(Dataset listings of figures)

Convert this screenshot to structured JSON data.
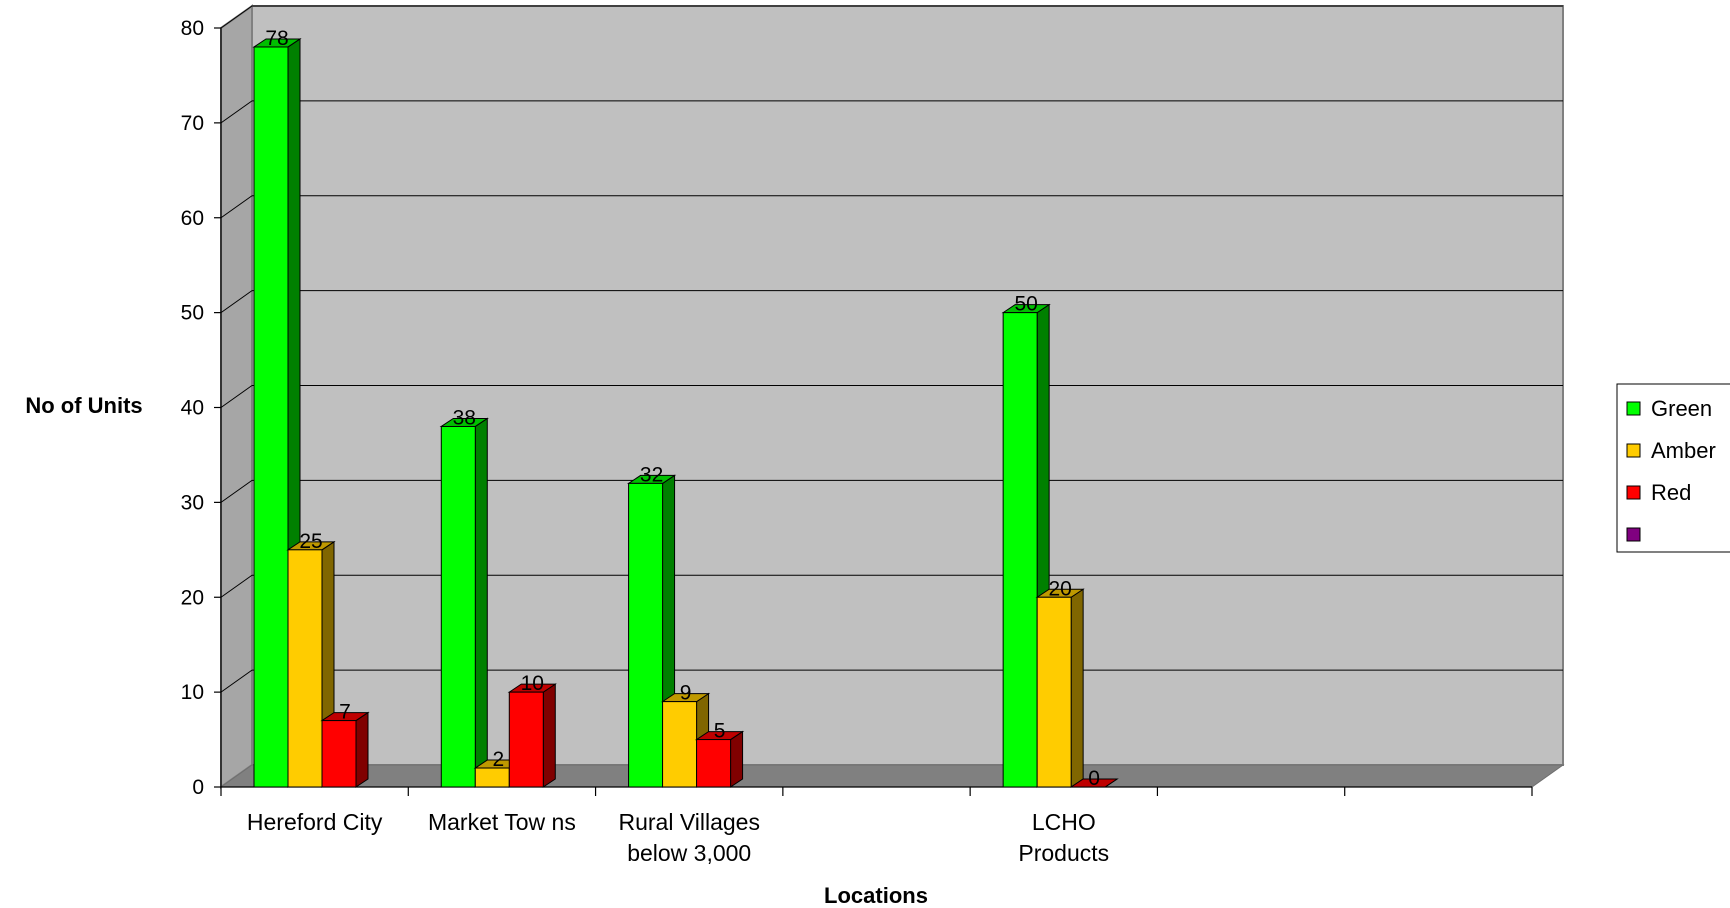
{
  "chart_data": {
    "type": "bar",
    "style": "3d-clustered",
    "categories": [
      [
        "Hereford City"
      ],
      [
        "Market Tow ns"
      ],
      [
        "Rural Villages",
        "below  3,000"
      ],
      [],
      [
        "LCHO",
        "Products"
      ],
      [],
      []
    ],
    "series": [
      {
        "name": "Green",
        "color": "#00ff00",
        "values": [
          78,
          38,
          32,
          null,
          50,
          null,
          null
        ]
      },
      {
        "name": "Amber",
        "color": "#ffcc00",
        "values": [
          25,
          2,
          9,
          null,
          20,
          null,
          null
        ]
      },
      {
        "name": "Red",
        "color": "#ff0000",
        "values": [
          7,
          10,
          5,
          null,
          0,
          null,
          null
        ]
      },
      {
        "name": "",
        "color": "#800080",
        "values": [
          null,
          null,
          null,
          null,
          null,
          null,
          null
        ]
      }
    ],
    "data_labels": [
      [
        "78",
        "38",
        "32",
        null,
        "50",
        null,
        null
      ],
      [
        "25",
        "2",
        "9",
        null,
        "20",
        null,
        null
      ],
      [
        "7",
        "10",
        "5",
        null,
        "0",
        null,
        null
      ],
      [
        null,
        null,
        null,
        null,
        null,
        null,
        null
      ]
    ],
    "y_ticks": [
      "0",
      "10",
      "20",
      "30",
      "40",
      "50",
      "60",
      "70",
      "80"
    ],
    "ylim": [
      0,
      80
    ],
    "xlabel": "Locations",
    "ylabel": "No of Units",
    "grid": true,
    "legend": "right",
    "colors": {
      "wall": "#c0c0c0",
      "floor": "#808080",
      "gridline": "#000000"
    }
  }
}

==

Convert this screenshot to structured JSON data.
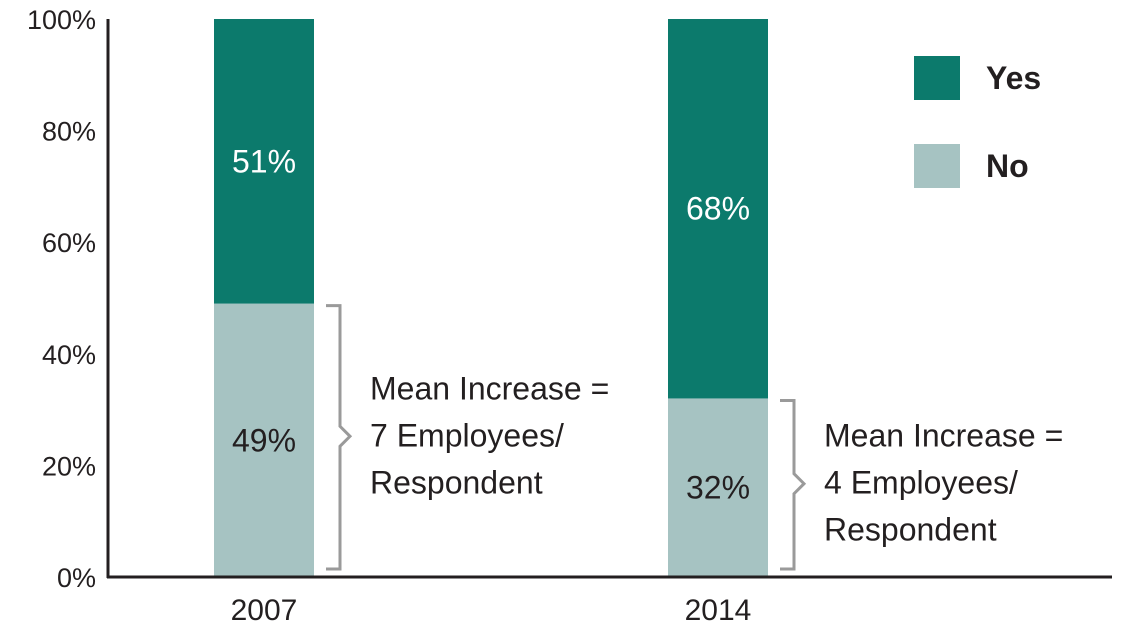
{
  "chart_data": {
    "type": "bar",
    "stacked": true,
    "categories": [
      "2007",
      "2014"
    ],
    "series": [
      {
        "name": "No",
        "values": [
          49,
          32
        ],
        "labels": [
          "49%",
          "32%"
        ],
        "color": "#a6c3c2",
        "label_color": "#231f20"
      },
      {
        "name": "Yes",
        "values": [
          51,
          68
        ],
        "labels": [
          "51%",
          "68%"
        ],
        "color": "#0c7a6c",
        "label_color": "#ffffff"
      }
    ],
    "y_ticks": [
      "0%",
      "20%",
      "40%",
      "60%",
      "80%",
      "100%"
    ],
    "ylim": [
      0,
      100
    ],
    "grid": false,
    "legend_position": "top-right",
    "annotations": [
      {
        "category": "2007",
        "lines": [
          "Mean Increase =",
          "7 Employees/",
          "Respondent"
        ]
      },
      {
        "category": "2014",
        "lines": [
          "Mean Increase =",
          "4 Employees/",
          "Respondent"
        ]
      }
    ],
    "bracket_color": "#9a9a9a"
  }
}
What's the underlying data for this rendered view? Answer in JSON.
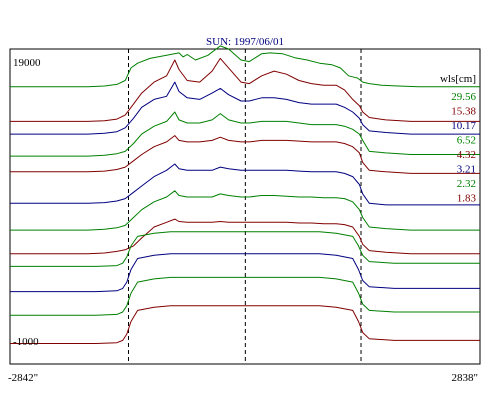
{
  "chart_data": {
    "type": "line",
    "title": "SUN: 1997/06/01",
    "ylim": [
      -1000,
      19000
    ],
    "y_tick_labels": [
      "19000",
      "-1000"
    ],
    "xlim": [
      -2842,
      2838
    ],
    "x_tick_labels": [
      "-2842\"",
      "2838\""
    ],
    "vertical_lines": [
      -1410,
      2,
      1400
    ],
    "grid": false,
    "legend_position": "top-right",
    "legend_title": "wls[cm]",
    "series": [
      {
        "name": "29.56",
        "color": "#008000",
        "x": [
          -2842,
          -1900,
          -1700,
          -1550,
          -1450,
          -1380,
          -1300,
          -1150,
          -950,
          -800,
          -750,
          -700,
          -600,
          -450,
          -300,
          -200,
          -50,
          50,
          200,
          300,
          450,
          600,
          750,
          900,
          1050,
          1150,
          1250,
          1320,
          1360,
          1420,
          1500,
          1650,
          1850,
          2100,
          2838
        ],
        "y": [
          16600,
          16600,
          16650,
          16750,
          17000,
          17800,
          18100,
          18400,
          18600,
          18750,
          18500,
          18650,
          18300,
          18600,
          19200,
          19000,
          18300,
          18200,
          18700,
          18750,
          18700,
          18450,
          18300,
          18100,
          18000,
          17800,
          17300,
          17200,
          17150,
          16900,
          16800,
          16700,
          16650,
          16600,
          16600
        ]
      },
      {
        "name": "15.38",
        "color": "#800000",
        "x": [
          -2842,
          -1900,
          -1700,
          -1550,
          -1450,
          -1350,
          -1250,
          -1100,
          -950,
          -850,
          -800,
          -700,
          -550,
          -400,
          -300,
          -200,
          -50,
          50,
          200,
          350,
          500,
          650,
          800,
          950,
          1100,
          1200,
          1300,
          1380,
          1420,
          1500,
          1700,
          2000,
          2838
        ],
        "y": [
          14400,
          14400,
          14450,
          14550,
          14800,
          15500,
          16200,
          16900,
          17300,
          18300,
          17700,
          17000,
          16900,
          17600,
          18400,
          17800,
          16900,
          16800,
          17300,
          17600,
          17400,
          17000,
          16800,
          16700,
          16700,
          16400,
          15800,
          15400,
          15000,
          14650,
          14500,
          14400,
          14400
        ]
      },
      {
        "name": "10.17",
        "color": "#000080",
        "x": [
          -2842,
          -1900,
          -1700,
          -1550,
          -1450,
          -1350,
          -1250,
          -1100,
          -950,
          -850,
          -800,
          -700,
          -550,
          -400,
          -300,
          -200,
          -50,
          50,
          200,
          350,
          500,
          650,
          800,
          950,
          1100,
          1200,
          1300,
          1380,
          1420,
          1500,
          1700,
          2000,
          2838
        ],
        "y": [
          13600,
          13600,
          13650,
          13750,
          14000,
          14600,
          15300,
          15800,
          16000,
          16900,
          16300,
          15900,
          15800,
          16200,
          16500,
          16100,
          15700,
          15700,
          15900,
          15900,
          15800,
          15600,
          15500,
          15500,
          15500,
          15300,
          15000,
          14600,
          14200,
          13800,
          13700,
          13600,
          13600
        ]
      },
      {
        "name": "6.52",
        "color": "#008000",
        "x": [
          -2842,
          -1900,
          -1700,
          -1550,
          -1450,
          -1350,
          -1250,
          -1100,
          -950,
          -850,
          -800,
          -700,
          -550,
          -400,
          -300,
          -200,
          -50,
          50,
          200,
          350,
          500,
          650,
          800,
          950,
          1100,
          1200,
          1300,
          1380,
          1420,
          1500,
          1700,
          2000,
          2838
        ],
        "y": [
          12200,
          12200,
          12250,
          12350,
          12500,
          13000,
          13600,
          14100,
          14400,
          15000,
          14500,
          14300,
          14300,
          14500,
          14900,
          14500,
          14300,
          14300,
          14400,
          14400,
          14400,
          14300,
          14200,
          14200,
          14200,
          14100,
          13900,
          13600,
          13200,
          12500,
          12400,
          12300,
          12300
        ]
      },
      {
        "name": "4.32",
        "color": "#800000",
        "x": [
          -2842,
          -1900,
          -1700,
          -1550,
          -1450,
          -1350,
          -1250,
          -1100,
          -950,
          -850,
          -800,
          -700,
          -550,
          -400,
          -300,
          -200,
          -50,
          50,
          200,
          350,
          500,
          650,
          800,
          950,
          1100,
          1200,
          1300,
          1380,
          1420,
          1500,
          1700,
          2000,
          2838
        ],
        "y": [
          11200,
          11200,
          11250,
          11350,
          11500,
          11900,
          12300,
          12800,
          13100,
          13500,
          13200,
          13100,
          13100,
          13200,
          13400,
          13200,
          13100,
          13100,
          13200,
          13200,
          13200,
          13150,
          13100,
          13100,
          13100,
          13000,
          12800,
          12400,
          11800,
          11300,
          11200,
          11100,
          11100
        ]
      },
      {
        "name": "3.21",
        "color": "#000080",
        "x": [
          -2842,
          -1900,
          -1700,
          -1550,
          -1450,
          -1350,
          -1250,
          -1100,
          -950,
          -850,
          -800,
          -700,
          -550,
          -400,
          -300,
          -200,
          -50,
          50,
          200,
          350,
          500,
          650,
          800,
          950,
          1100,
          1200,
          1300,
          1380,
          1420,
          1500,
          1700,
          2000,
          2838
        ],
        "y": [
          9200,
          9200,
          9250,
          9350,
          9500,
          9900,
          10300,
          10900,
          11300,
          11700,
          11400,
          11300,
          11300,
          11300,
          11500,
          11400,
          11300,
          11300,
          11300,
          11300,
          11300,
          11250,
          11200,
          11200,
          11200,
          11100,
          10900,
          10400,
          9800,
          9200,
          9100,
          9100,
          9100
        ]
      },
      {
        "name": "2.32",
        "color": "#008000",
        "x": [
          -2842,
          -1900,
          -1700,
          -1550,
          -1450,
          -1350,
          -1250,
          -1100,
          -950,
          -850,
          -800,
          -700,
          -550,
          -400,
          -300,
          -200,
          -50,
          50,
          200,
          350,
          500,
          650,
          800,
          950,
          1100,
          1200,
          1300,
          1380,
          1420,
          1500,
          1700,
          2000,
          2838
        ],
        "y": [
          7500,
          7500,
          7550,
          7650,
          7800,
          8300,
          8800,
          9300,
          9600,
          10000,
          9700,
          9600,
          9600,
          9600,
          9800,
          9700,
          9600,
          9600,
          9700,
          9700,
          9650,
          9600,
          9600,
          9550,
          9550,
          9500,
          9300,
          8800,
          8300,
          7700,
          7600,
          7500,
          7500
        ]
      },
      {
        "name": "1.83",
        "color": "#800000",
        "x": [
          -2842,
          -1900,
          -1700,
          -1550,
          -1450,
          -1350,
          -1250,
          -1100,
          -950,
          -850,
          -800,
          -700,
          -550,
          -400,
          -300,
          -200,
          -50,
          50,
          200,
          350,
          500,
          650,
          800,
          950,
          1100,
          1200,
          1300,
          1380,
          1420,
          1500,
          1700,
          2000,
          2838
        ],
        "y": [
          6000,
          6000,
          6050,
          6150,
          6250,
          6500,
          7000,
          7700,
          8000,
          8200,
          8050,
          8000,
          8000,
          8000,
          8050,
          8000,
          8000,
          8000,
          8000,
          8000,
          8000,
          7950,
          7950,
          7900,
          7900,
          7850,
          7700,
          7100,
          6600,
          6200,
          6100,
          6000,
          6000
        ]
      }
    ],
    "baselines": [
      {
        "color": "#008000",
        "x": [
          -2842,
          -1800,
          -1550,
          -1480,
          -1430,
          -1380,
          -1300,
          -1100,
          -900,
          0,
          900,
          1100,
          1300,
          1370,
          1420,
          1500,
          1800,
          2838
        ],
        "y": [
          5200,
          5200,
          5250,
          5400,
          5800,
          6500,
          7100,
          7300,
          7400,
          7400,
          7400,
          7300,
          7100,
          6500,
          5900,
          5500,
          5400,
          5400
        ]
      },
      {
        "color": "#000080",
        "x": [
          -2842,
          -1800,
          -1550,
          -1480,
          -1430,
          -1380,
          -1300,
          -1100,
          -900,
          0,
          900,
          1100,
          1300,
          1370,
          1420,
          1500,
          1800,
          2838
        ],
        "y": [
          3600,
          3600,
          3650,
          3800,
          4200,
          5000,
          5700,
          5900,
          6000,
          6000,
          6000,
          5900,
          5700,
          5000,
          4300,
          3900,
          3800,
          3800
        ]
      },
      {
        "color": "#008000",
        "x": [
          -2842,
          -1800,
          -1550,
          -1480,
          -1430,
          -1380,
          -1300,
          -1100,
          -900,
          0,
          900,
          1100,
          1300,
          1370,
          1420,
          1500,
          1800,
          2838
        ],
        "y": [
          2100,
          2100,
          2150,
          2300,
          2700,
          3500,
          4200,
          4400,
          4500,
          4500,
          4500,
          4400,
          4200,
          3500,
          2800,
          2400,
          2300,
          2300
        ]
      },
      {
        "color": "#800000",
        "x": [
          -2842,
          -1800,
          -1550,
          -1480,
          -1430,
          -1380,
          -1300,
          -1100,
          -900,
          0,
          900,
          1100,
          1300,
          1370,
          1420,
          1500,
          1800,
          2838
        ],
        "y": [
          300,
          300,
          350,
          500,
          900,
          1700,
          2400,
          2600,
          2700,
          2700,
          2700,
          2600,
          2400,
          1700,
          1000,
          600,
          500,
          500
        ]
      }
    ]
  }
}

==

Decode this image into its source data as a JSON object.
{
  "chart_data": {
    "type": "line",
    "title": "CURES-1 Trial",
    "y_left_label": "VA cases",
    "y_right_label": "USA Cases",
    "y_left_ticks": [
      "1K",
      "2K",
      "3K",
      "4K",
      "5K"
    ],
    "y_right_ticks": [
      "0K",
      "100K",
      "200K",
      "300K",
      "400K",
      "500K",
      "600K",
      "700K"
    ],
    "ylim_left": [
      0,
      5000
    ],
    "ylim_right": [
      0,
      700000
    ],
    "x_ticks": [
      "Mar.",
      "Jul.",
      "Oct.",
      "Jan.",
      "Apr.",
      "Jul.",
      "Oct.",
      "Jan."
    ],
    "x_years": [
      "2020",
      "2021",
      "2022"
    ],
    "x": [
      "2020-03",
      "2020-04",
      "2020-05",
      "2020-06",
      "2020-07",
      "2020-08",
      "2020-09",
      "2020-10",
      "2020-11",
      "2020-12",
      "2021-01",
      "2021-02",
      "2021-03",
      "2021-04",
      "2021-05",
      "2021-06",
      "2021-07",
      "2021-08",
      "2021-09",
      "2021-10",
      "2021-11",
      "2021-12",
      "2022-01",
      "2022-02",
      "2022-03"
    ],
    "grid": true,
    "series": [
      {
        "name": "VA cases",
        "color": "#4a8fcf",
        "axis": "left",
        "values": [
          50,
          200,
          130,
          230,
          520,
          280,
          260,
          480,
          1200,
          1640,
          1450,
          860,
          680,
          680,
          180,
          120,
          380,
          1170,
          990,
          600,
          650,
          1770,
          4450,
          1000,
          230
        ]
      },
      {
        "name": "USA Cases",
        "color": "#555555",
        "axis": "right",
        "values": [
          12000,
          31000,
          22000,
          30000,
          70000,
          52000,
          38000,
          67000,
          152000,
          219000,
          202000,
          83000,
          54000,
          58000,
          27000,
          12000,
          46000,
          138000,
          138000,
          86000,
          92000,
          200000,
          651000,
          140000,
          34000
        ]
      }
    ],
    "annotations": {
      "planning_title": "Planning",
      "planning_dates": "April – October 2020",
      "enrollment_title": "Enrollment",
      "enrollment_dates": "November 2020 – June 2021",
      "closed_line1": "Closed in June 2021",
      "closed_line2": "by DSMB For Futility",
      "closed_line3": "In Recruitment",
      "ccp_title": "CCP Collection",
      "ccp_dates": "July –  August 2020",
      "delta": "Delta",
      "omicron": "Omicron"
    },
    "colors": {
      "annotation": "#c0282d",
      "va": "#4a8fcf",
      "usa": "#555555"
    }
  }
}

* [REQUIREMENT] Look through the entries and return every line where "this" appears.

* [FINISHED TASK]
Convert this screenshot to structured JSON data.
Convert this screenshot to structured JSON data.
What's the underlying data for this rendered view? Answer in JSON.
Decode this image into its source data as a JSON object.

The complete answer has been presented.